***** Stored rows *****

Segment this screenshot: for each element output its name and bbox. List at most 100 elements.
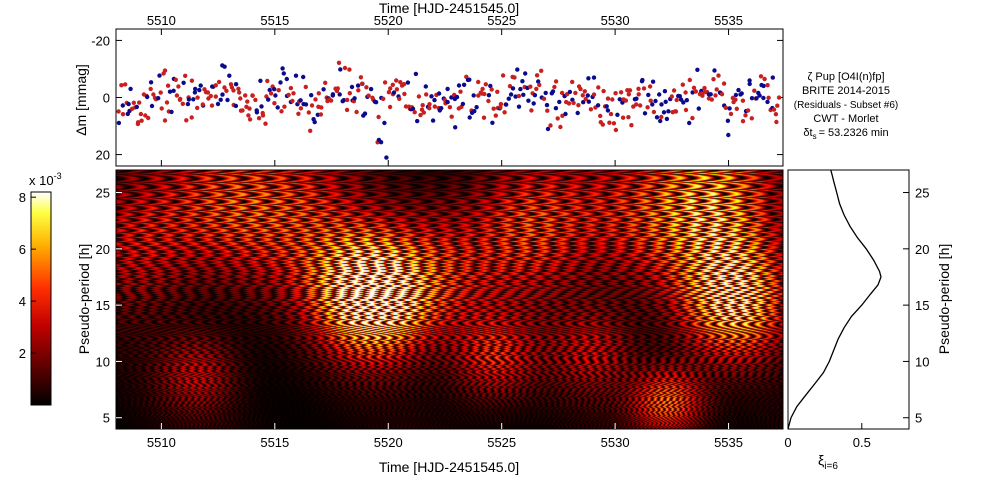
lightcurve-ytick-label: 0 xyxy=(103,91,110,106)
wavelet-xlabel: Time [HJD-2451545.0] xyxy=(379,459,519,475)
lightcurve-point-a xyxy=(615,112,620,118)
lightcurve-point-b xyxy=(328,98,334,103)
lightcurve-xtick-label: 5535 xyxy=(714,13,743,28)
lightcurve-point-a xyxy=(677,94,682,99)
lightcurve-point-a xyxy=(275,105,280,110)
lightcurve-point-b xyxy=(636,92,641,97)
lightcurve-point-b xyxy=(224,88,229,94)
lightcurve-point-a xyxy=(415,118,420,124)
lightcurve-point-a xyxy=(120,103,126,108)
lightcurve-point-b xyxy=(424,92,429,97)
lightcurve-point-a xyxy=(445,86,450,92)
lightcurve-point-b xyxy=(139,118,144,123)
lightcurve-point-b xyxy=(740,98,746,103)
lightcurve-point-a xyxy=(259,104,264,109)
lightcurve-point-b xyxy=(634,102,639,107)
lightcurve-point-a xyxy=(563,111,568,117)
lightcurve-point-a xyxy=(222,64,227,69)
lightcurve-point-b xyxy=(143,113,148,118)
wavelet-xtick-label: 5510 xyxy=(147,435,176,450)
lightcurve-point-a xyxy=(192,90,198,95)
wavelet-frame xyxy=(115,169,784,430)
lightcurve-point-b xyxy=(534,73,540,78)
lightcurve-point-b xyxy=(347,91,352,96)
lightcurve-point-b xyxy=(636,86,641,92)
lightcurve-point-b xyxy=(610,97,615,102)
lightcurve-point-a xyxy=(663,99,668,105)
lightcurve-point-a xyxy=(198,83,203,88)
annotation-sampling-prefix: δt xyxy=(803,127,812,139)
lightcurve-point-b xyxy=(240,108,245,113)
lightcurve-point-b xyxy=(489,87,494,92)
lightcurve-point-a xyxy=(604,104,609,109)
lightcurve-point-b xyxy=(119,83,124,88)
lightcurve-point-a xyxy=(515,67,520,72)
lightcurve-point-a xyxy=(659,102,664,107)
lightcurve-point-b xyxy=(303,84,308,90)
lightcurve-point-a xyxy=(520,79,525,84)
wavelet-xtick-label: 5515 xyxy=(260,435,289,450)
lightcurve-xtick-label: 5525 xyxy=(487,13,516,28)
lightcurve-point-b xyxy=(344,107,350,113)
lightcurve-point-a xyxy=(727,106,732,111)
lightcurve-point-b xyxy=(512,75,517,80)
lightcurve-point-b xyxy=(573,90,578,96)
lightcurve-point-a xyxy=(567,89,573,95)
lightcurve-point-a xyxy=(657,92,662,97)
lightcurve-point-b xyxy=(558,124,563,130)
lightcurve-point-b xyxy=(709,97,714,102)
lightcurve-point-a xyxy=(134,104,139,110)
wavelet-ticks: 5510 5515 5520 5525 5530 5535 5 10 15 20 25 xyxy=(96,186,743,450)
lightcurve-point-b xyxy=(541,96,547,102)
lightcurve-point-a xyxy=(368,86,374,92)
lightcurve-point-b xyxy=(213,83,218,88)
lightcurve-point-a xyxy=(362,111,368,116)
lightcurve-point-b xyxy=(250,93,255,98)
lightcurve-point-b xyxy=(420,103,425,108)
lightcurve-point-b xyxy=(272,101,277,106)
lightcurve-point-b xyxy=(498,101,504,107)
lightcurve-point-a xyxy=(430,118,436,123)
lightcurve-point-a xyxy=(664,116,670,122)
lightcurve-point-b xyxy=(700,93,705,98)
lightcurve-point-b xyxy=(306,110,311,115)
lightcurve-point-b xyxy=(449,114,454,119)
lightcurve-point-b xyxy=(719,92,725,97)
lightcurve-point-b xyxy=(534,86,539,92)
lightcurve-point-b xyxy=(386,90,392,95)
lightcurve-point-b xyxy=(476,93,481,98)
lightcurve-point-a xyxy=(149,103,155,109)
lightcurve-point-a xyxy=(658,118,663,124)
lightcurve-point-b xyxy=(253,97,258,103)
lightcurve-point-a xyxy=(695,67,700,73)
spectrum-ytick-label: 15 xyxy=(915,298,929,313)
lightcurve-point-b xyxy=(189,115,194,120)
lightcurve-point-b xyxy=(728,111,734,117)
lightcurve-point-a xyxy=(518,86,523,92)
lightcurve-point-a xyxy=(765,99,770,105)
lightcurve-point-a xyxy=(272,87,277,92)
lightcurve-point-b xyxy=(208,93,213,99)
lightcurve-ytick-label: -20 xyxy=(91,33,110,48)
lightcurve-point-b xyxy=(376,114,381,120)
lightcurve-point-a xyxy=(696,106,701,111)
lightcurve-point-b xyxy=(687,77,692,83)
lightcurve-point-b xyxy=(345,97,350,103)
lightcurve-point-b xyxy=(758,74,764,79)
lightcurve-point-b xyxy=(773,112,779,117)
lightcurve-point-a xyxy=(536,79,541,84)
lightcurve-point-a xyxy=(586,99,591,104)
lightcurve-point-a xyxy=(341,98,346,103)
lightcurve-point-b xyxy=(216,79,222,85)
lightcurve-point-b xyxy=(421,110,426,115)
lightcurve-point-a xyxy=(506,96,511,101)
lightcurve-point-a xyxy=(355,83,361,88)
lightcurve-point-b xyxy=(164,100,170,105)
lightcurve-point-b xyxy=(627,88,633,93)
annotation-block: ζ Pup [O4I(n)fp] BRITE 2014-2015 (Residu… xyxy=(794,71,899,141)
spectrum-xlabel-symbol: ξ xyxy=(818,452,824,468)
lightcurve-point-b xyxy=(683,107,689,113)
lightcurve-point-a xyxy=(654,115,660,120)
lightcurve-point-b xyxy=(576,103,581,108)
lightcurve-point-a xyxy=(661,110,667,115)
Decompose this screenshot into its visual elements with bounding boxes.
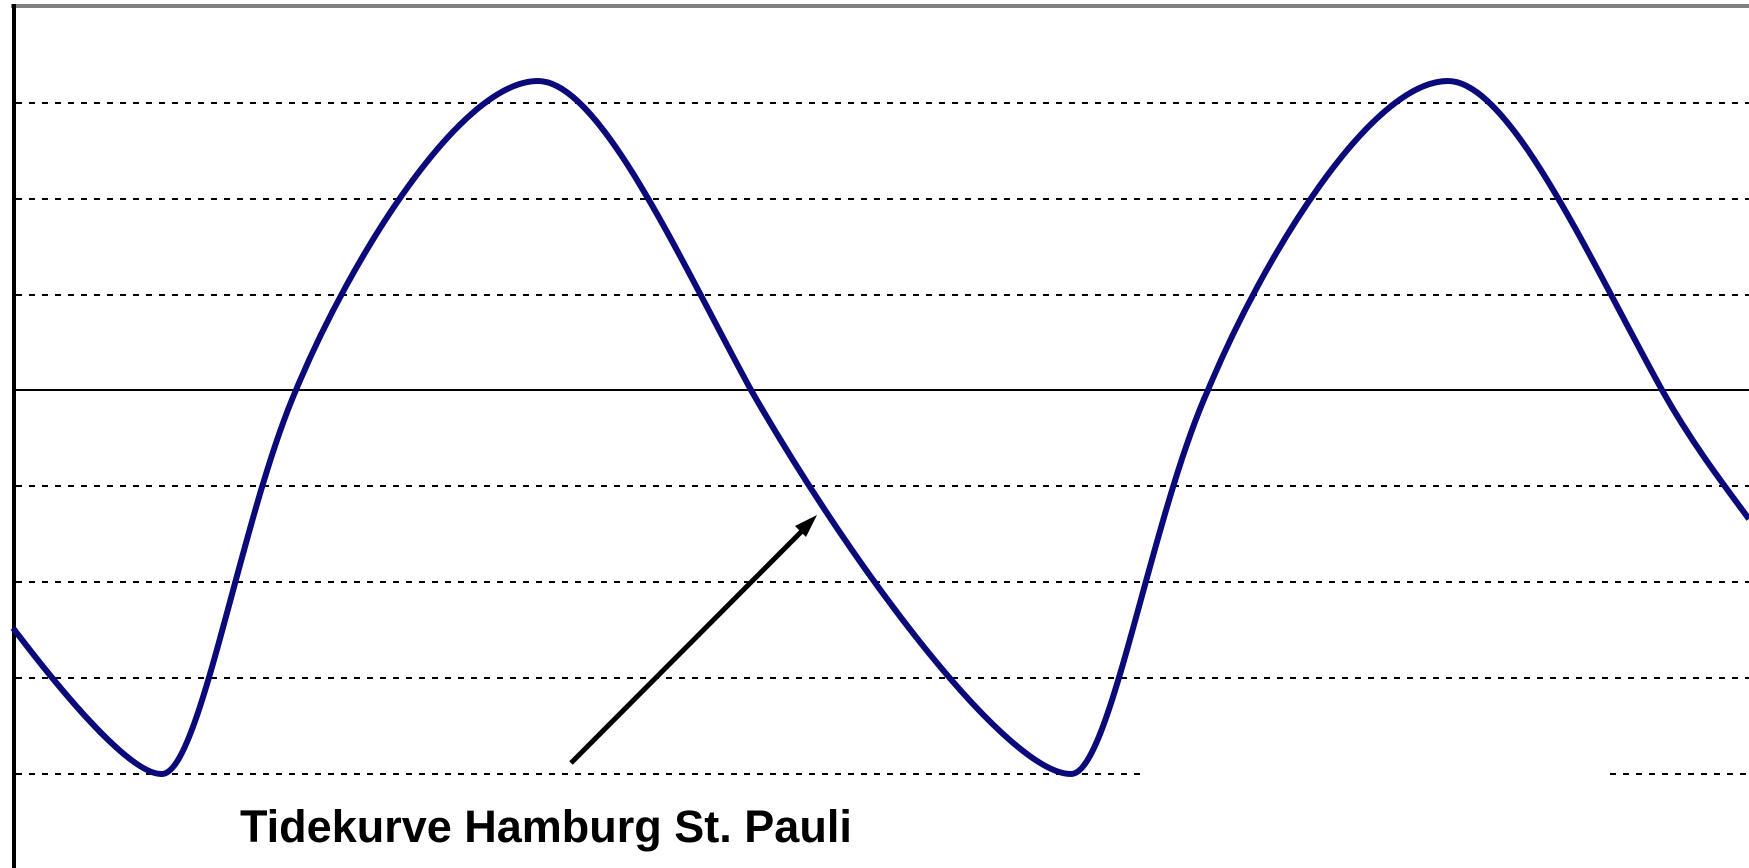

*****

## [Written problem]
Which lines in the entries above contain the string "elements", with case counting? Return each of those lines in full.

## [Answer for the task]
Segment this screenshot: for each element output its name and bbox. List at most 100 elements.
Decompose this screenshot into its visual elements with bounding boxes.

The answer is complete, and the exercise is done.